Data excerpts
** Start **

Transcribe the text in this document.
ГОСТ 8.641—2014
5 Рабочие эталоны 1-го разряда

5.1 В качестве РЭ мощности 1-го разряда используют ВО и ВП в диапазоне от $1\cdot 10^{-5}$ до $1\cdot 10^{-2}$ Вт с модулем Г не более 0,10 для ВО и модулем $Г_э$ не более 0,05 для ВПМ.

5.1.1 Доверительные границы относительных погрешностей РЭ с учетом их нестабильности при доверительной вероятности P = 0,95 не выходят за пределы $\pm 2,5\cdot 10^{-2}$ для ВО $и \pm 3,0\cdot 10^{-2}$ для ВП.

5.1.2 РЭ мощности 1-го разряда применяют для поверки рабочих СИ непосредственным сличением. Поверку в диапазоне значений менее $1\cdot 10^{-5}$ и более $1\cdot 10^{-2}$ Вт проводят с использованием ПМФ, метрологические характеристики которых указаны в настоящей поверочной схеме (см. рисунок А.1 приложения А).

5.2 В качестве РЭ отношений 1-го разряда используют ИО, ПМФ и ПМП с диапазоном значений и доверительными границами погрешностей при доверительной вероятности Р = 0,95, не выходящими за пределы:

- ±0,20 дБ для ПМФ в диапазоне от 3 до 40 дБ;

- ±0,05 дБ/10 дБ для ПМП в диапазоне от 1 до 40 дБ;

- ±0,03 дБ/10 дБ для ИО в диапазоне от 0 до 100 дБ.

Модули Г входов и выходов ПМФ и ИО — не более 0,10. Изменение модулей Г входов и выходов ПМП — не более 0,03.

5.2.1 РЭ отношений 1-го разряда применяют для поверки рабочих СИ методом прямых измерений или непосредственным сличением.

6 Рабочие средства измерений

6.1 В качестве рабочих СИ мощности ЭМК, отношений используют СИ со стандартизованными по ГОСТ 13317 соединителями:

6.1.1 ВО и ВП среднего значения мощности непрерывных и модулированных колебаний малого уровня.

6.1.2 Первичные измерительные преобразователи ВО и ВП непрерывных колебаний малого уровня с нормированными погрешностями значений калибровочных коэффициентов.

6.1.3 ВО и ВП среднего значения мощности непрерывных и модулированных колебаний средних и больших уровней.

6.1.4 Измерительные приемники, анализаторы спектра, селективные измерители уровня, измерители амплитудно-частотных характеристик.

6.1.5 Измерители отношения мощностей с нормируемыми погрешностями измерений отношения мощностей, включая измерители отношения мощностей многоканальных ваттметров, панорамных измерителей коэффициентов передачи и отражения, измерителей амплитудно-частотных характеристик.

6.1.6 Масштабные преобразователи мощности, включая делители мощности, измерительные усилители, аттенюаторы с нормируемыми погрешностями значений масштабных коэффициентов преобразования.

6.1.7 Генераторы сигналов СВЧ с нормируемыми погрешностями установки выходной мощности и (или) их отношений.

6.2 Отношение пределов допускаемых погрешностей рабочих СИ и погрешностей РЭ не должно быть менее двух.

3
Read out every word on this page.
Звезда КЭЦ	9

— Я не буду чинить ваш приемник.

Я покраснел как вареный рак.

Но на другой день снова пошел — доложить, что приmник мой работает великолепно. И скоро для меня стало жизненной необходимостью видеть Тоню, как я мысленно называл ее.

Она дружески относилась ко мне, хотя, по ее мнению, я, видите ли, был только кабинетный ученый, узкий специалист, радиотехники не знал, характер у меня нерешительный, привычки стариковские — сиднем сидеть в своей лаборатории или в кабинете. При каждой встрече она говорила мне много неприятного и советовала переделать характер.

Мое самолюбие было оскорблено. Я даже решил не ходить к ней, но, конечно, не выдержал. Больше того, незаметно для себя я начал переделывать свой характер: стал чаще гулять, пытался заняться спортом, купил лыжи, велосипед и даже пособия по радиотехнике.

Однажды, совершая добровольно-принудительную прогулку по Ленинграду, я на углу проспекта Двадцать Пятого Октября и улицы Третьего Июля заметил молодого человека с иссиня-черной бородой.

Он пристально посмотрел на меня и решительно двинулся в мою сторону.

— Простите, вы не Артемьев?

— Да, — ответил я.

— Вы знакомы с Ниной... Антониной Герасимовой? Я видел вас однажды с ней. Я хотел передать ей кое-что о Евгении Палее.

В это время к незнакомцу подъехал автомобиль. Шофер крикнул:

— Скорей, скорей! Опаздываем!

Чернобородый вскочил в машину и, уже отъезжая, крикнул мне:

** End **

▸ Exercise description
Track down every line with the word "ГОСТ" and copy it.

▸ Answer
ГОСТ 8.641—2014
6.1 В качестве рабочих СИ мощности ЭМК, отношений используют СИ со стандартизованными по ГОСТ 13317 соединителями:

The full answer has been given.